◆ **TO BE DONE**
Select the lines that hold the word "Endogenous" and copy each one.

——

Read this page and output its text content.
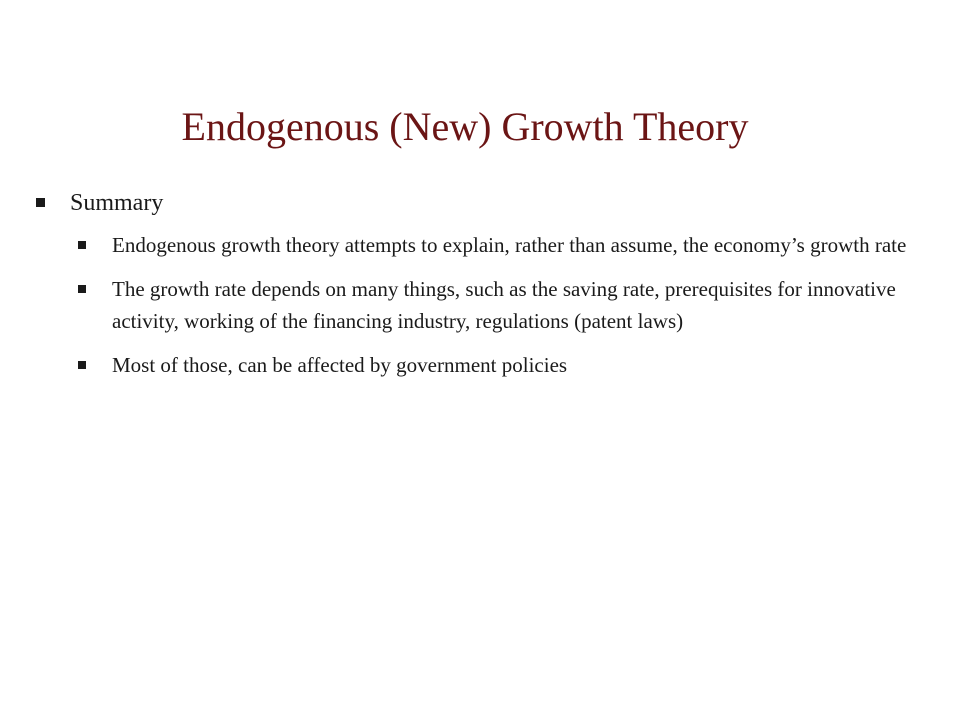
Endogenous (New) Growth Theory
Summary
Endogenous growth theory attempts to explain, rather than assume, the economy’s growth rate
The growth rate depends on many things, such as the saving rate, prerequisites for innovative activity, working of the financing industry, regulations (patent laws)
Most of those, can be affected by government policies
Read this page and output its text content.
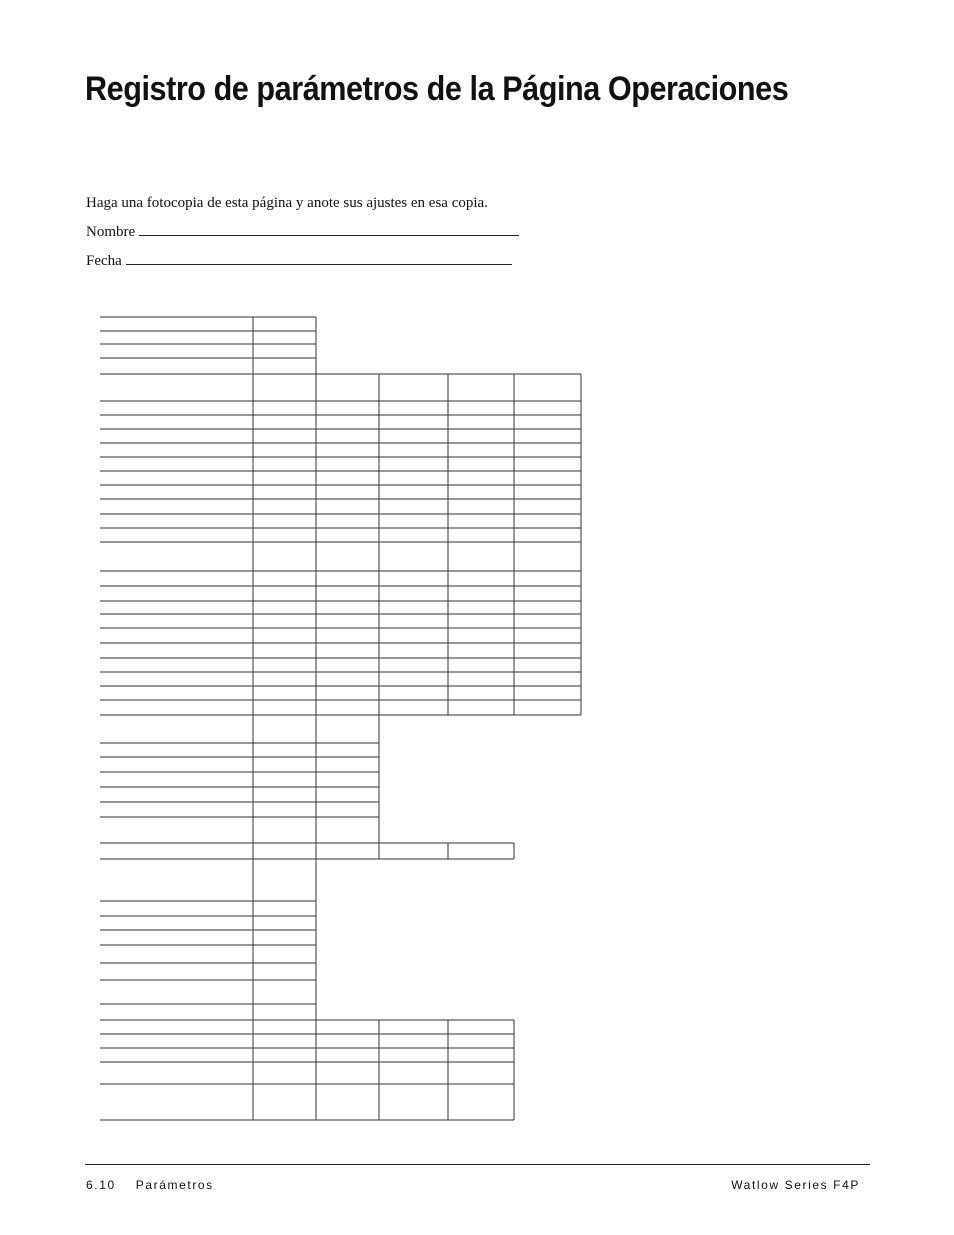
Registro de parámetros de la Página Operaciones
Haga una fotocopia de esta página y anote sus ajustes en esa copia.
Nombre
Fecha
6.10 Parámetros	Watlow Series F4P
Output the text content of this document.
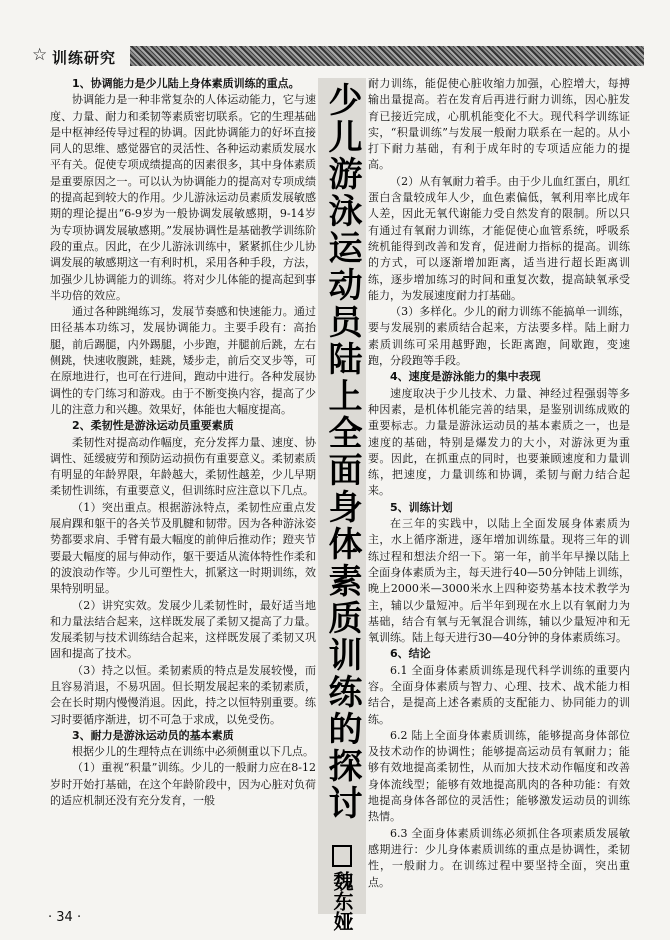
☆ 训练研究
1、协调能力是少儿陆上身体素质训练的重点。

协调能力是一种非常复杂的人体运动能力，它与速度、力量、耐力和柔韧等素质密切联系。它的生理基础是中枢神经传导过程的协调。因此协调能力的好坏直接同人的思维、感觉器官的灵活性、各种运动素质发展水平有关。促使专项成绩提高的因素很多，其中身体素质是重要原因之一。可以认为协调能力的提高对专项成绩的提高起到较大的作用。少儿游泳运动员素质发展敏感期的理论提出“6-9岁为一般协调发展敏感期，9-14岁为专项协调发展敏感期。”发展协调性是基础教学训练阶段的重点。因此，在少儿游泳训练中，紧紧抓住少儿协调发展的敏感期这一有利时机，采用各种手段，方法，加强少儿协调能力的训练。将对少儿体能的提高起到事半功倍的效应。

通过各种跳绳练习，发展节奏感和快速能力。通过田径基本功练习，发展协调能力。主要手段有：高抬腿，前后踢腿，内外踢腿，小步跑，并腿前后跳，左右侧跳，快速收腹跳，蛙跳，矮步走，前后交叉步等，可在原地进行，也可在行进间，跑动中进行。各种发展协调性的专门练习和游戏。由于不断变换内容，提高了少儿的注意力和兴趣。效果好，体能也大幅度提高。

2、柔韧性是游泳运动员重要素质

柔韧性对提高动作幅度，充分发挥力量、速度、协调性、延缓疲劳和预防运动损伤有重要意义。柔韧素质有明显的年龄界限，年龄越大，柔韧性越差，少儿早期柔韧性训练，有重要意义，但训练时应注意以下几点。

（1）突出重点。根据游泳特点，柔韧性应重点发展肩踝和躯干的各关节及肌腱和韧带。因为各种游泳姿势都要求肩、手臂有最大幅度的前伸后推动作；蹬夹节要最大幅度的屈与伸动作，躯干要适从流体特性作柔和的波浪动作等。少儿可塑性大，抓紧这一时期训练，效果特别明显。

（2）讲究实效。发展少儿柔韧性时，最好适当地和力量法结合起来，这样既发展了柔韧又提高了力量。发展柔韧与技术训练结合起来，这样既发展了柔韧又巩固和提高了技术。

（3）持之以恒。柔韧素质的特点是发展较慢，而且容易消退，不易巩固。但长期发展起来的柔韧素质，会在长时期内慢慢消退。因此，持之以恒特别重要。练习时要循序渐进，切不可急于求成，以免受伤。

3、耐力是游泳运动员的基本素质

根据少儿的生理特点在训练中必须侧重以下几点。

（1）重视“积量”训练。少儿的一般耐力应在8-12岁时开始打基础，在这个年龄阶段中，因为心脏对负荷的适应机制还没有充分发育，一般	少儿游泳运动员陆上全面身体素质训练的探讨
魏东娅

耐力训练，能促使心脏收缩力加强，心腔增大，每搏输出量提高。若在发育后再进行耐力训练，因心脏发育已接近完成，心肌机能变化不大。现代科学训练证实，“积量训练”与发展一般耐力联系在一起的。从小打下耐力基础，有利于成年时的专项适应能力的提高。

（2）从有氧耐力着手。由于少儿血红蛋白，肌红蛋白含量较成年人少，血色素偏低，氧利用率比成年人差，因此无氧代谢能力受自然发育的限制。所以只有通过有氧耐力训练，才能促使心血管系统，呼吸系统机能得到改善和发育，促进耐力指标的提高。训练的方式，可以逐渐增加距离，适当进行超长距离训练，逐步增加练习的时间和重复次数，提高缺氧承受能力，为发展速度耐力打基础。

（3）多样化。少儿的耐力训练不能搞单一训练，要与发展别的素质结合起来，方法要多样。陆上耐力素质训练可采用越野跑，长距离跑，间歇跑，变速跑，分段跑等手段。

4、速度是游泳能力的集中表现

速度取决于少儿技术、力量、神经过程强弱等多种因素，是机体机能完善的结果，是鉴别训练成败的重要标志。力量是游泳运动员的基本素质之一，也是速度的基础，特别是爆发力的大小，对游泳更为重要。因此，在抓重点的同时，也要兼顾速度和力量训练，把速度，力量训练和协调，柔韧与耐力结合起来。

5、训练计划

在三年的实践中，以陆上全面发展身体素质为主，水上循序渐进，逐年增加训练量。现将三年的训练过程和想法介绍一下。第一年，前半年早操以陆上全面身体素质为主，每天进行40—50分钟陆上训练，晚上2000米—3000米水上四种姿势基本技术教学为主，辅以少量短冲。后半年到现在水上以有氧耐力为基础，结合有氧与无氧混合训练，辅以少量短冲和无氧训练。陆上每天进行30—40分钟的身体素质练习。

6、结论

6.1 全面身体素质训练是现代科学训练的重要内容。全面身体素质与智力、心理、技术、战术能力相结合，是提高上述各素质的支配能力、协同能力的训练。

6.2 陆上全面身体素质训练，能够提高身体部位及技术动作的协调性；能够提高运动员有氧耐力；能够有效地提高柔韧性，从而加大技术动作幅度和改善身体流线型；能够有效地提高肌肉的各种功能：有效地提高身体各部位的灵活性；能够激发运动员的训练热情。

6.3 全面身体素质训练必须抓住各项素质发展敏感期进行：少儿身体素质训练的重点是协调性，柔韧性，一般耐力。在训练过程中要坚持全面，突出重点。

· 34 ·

——

◆ **OUTPUT OF THE TASK**
Endogenous (New) Growth Theory
Endogenous growth theory attempts to explain, rather than assume, the economy’s growth rate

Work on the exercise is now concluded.